Material supplied:
-- Begin --

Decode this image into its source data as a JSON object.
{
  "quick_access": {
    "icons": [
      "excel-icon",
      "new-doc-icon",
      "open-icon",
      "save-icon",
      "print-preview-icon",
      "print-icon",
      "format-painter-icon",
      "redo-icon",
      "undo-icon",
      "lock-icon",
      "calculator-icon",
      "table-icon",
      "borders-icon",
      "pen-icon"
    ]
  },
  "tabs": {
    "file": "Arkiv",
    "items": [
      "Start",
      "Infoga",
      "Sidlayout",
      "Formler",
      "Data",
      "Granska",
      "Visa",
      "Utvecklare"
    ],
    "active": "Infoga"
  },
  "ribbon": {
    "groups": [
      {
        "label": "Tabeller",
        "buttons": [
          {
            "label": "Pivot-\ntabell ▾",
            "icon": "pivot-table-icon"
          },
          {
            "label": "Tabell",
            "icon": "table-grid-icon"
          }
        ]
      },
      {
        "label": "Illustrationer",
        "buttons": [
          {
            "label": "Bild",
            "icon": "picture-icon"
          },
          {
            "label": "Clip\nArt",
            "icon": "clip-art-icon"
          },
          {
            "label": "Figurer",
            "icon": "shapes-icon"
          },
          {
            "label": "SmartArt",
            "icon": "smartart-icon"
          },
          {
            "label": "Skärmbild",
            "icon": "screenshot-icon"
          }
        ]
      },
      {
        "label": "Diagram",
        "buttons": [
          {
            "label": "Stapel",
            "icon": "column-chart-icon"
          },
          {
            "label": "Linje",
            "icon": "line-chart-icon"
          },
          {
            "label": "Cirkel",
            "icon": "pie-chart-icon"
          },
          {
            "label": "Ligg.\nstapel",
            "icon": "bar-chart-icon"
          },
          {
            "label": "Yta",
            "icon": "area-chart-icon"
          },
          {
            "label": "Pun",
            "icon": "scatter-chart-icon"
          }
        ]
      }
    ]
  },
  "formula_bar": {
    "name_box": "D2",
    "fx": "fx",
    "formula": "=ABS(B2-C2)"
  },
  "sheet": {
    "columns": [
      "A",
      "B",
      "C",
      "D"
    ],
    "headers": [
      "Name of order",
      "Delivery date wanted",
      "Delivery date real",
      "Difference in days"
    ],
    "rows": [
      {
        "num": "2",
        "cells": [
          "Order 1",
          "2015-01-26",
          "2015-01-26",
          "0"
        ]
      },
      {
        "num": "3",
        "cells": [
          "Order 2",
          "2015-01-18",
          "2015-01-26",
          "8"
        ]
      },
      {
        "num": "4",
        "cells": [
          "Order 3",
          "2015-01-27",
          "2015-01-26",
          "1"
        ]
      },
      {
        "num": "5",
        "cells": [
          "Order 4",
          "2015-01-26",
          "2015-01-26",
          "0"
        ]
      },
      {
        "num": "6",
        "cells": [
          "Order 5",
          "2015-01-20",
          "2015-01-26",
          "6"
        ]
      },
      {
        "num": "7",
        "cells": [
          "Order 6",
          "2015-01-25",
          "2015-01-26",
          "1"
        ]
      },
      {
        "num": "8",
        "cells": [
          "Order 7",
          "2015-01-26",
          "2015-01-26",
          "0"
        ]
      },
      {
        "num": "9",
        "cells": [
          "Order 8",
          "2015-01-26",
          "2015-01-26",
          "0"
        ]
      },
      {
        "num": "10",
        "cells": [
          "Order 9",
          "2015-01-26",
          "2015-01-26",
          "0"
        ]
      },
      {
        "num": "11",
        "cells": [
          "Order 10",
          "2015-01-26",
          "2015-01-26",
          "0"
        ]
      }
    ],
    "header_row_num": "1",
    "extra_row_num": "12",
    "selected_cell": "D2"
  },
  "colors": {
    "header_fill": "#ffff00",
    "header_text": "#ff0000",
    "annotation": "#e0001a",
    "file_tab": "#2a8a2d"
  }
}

-- End --

Extract each entry in full, exactly as given.

Decode this image into its source data as a JSON object.
{
  "quick_access": {
    "icons": [
      "excel-icon",
      "new-doc-icon",
      "open-icon",
      "save-icon",
      "print-preview-icon",
      "print-icon",
      "format-painter-icon",
      "redo-icon",
      "undo-icon",
      "lock-icon",
      "calculator-icon",
      "table-icon",
      "borders-icon",
      "pen-icon"
    ]
  },
  "tabs": {
    "file": "Arkiv",
    "items": [
      "Start",
      "Infoga",
      "Sidlayout",
      "Formler",
      "Data",
      "Granska",
      "Visa",
      "Utvecklare"
    ],
    "active": "Infoga"
  },
  "ribbon": {
    "groups": [
      {
        "label": "Tabeller",
        "buttons": [
          {
            "label": "Pivot-\ntabell ▾",
            "icon": "pivot-table-icon"
          },
          {
            "label": "Tabell",
            "icon": "table-grid-icon"
          }
        ]
      },
      {
        "label": "Illustrationer",
        "buttons": [
          {
            "label": "Bild",
            "icon": "picture-icon"
          },
          {
            "label": "Clip\nArt",
            "icon": "clip-art-icon"
          },
          {
            "label": "Figurer",
            "icon": "shapes-icon"
          },
          {
            "label": "SmartArt",
            "icon": "smartart-icon"
          },
          {
            "label": "Skärmbild",
            "icon": "screenshot-icon"
          }
        ]
      },
      {
        "label": "Diagram",
        "buttons": [
          {
            "label": "Stapel",
            "icon": "column-chart-icon"
          },
          {
            "label": "Linje",
            "icon": "line-chart-icon"
          },
          {
            "label": "Cirkel",
            "icon": "pie-chart-icon"
          },
          {
            "label": "Ligg.\nstapel",
            "icon": "bar-chart-icon"
          },
          {
            "label": "Yta",
            "icon": "area-chart-icon"
          },
          {
            "label": "Pun",
            "icon": "scatter-chart-icon"
          }
        ]
      }
    ]
  },
  "formula_bar": {
    "name_box": "D2",
    "fx": "fx",
    "formula": "=ABS(B2-C2)"
  },
  "sheet": {
    "columns": [
      "A",
      "B",
      "C",
      "D"
    ],
    "headers": [
      "Name of order",
      "Delivery date wanted",
      "Delivery date real",
      "Difference in days"
    ],
    "rows": [
      {
        "num": "2",
        "cells": [
          "Order 1",
          "2015-01-26",
          "2015-01-26",
          "0"
        ]
      },
      {
        "num": "3",
        "cells": [
          "Order 2",
          "2015-01-18",
          "2015-01-26",
          "8"
        ]
      },
      {
        "num": "4",
        "cells": [
          "Order 3",
          "2015-01-27",
          "2015-01-26",
          "1"
        ]
      },
      {
        "num": "5",
        "cells": [
          "Order 4",
          "2015-01-26",
          "2015-01-26",
          "0"
        ]
      },
      {
        "num": "6",
        "cells": [
          "Order 5",
          "2015-01-20",
          "2015-01-26",
          "6"
        ]
      },
      {
        "num": "7",
        "cells": [
          "Order 6",
          "2015-01-25",
          "2015-01-26",
          "1"
        ]
      },
      {
        "num": "8",
        "cells": [
          "Order 7",
          "2015-01-26",
          "2015-01-26",
          "0"
        ]
      },
      {
        "num": "9",
        "cells": [
          "Order 8",
          "2015-01-26",
          "2015-01-26",
          "0"
        ]
      },
      {
        "num": "10",
        "cells": [
          "Order 9",
          "2015-01-26",
          "2015-01-26",
          "0"
        ]
      },
      {
        "num": "11",
        "cells": [
          "Order 10",
          "2015-01-26",
          "2015-01-26",
          "0"
        ]
      }
    ],
    "header_row_num": "1",
    "extra_row_num": "12",
    "selected_cell": "D2"
  },
  "colors": {
    "header_fill": "#ffff00",
    "header_text": "#ff0000",
    "annotation": "#e0001a",
    "file_tab": "#2a8a2d"
  }
}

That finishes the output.